* [SUPPLIED MATERIAL]
--- begin ---
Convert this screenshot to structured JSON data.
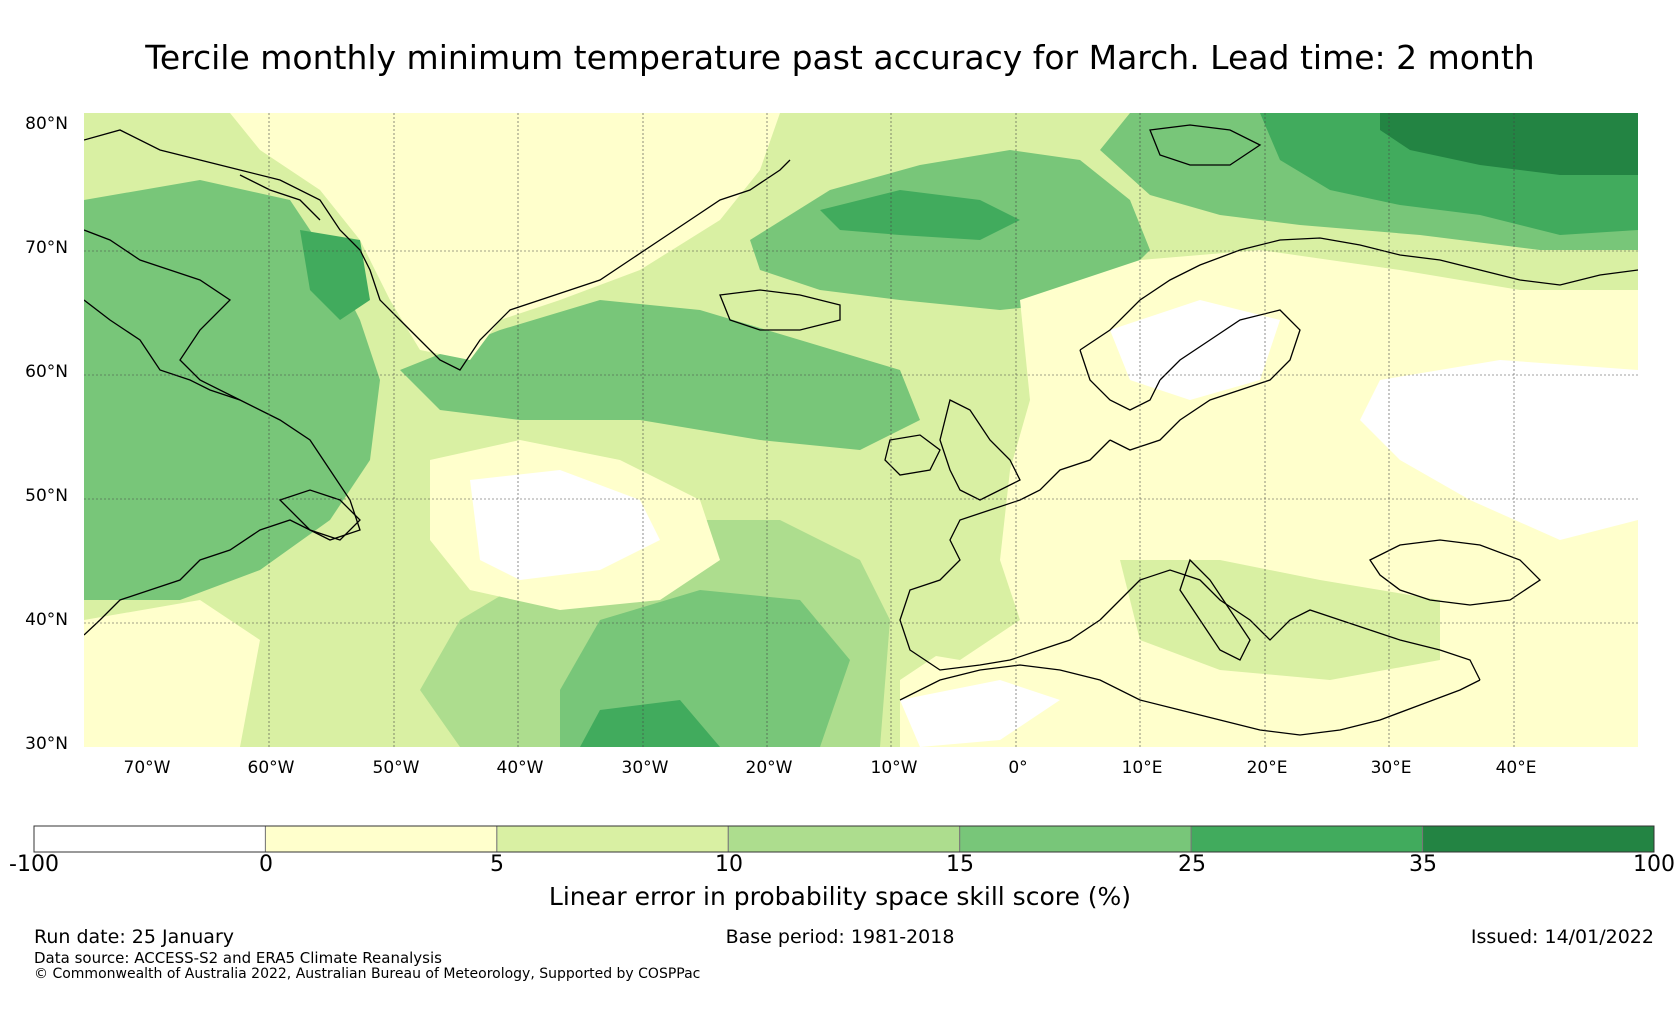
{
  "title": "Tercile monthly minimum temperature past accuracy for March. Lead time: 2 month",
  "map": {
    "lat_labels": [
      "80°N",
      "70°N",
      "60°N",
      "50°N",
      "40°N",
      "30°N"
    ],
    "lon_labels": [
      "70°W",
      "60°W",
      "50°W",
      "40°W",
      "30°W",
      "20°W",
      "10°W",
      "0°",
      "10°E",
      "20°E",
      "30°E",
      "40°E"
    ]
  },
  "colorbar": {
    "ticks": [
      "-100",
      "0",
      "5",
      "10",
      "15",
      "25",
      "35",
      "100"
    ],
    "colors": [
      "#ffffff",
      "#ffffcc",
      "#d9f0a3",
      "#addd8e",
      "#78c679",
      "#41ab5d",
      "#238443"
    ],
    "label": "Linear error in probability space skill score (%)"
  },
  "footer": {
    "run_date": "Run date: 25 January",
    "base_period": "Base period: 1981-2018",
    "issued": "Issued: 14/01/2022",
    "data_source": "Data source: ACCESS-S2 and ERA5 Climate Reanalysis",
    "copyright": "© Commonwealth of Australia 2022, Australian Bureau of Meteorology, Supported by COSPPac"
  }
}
--- end ---
* [WHAT TO WORK ON] Repeat all of the entries word for word, but omit the pictures.

* [FULL OUTPUT]
Convert this screenshot to structured JSON data.
{
  "title": "Tercile monthly minimum temperature past accuracy for March. Lead time: 2 month",
  "map": {
    "lat_labels": [
      "80°N",
      "70°N",
      "60°N",
      "50°N",
      "40°N",
      "30°N"
    ],
    "lon_labels": [
      "70°W",
      "60°W",
      "50°W",
      "40°W",
      "30°W",
      "20°W",
      "10°W",
      "0°",
      "10°E",
      "20°E",
      "30°E",
      "40°E"
    ]
  },
  "colorbar": {
    "ticks": [
      "-100",
      "0",
      "5",
      "10",
      "15",
      "25",
      "35",
      "100"
    ],
    "colors": [
      "#ffffff",
      "#ffffcc",
      "#d9f0a3",
      "#addd8e",
      "#78c679",
      "#41ab5d",
      "#238443"
    ],
    "label": "Linear error in probability space skill score (%)"
  },
  "footer": {
    "run_date": "Run date: 25 January",
    "base_period": "Base period: 1981-2018",
    "issued": "Issued: 14/01/2022",
    "data_source": "Data source: ACCESS-S2 and ERA5 Climate Reanalysis",
    "copyright": "© Commonwealth of Australia 2022, Australian Bureau of Meteorology, Supported by COSPPac"
  }
}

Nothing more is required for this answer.